> WORK INSTRUCTIONS: Scan the listing below and copy every line holding "Compliance".

> RECORDS FOR THIS EXERCISE:
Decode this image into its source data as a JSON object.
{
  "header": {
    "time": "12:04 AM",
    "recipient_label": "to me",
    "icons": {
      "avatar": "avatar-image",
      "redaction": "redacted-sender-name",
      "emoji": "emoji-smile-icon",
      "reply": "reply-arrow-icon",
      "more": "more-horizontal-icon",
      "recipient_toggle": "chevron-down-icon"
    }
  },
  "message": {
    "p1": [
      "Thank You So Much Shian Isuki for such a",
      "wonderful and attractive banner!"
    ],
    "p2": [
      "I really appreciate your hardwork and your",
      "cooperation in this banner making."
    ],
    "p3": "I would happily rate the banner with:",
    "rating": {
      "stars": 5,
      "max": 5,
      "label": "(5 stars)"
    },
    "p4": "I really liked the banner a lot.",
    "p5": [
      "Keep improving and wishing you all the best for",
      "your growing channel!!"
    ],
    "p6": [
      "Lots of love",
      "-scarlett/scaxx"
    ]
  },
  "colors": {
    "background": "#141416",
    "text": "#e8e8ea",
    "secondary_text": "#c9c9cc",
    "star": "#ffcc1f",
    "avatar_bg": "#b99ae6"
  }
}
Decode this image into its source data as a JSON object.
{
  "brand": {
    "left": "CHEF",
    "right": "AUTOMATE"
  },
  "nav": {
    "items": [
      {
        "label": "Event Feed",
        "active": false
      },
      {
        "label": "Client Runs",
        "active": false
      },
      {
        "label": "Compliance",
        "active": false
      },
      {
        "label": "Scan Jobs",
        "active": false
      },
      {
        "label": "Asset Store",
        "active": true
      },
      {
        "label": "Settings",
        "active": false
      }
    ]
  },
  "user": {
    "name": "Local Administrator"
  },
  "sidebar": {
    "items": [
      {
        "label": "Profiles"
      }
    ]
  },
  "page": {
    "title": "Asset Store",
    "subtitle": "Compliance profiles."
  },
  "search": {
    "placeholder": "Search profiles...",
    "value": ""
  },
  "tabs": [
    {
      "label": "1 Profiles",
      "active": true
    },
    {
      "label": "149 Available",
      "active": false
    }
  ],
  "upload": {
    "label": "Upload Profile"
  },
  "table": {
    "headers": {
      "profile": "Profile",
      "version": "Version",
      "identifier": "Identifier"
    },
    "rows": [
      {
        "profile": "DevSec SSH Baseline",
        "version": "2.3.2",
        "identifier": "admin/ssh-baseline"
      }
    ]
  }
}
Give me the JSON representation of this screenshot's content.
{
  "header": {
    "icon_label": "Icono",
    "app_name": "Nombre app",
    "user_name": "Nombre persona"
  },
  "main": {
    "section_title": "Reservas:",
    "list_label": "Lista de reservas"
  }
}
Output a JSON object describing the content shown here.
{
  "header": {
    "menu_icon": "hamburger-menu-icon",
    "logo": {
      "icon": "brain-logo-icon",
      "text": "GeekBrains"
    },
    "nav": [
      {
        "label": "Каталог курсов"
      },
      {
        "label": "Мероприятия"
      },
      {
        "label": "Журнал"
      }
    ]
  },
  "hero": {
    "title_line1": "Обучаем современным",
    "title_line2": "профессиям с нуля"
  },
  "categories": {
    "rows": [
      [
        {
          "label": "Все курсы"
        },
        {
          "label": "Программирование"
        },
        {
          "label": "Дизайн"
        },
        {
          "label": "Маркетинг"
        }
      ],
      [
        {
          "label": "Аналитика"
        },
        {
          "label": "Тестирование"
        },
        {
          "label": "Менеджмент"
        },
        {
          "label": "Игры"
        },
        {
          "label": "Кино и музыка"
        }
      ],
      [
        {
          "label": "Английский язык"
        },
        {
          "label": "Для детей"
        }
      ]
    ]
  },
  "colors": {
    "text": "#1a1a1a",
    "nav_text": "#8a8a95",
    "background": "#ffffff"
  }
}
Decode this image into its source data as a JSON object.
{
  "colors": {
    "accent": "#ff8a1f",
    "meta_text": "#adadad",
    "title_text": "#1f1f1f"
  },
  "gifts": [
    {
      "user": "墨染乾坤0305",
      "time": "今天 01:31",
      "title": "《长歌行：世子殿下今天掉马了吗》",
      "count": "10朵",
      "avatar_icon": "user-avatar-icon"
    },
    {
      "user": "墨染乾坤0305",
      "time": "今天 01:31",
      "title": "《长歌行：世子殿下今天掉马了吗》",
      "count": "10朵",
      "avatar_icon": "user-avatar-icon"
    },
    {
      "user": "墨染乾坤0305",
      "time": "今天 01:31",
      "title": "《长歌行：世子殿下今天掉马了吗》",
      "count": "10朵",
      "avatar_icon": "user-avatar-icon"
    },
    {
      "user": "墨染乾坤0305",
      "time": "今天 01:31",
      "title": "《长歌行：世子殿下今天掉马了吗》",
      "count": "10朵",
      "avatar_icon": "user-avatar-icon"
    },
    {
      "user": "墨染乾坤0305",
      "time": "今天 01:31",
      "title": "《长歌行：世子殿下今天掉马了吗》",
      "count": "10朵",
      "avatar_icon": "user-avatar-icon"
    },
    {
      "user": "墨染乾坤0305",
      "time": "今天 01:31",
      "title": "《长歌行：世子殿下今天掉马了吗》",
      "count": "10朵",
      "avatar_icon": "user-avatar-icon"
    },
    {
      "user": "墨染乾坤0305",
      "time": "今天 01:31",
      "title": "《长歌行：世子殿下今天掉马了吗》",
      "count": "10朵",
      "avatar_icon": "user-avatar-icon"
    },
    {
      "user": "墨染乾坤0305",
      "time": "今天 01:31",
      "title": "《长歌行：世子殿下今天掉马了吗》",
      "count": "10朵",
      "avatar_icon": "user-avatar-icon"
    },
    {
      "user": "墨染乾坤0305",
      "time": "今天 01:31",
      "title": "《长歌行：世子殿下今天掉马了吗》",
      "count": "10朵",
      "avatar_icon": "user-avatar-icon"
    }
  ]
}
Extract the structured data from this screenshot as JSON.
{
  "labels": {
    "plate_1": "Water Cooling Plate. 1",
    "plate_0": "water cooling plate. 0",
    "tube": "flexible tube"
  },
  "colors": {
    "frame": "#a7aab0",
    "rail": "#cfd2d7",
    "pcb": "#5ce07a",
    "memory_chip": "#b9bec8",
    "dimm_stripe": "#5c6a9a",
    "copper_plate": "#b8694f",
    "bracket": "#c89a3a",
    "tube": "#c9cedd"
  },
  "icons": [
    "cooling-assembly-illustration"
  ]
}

> COMPLETE RESPONSE:
        "label": "Compliance",
    "subtitle": "Compliance profiles."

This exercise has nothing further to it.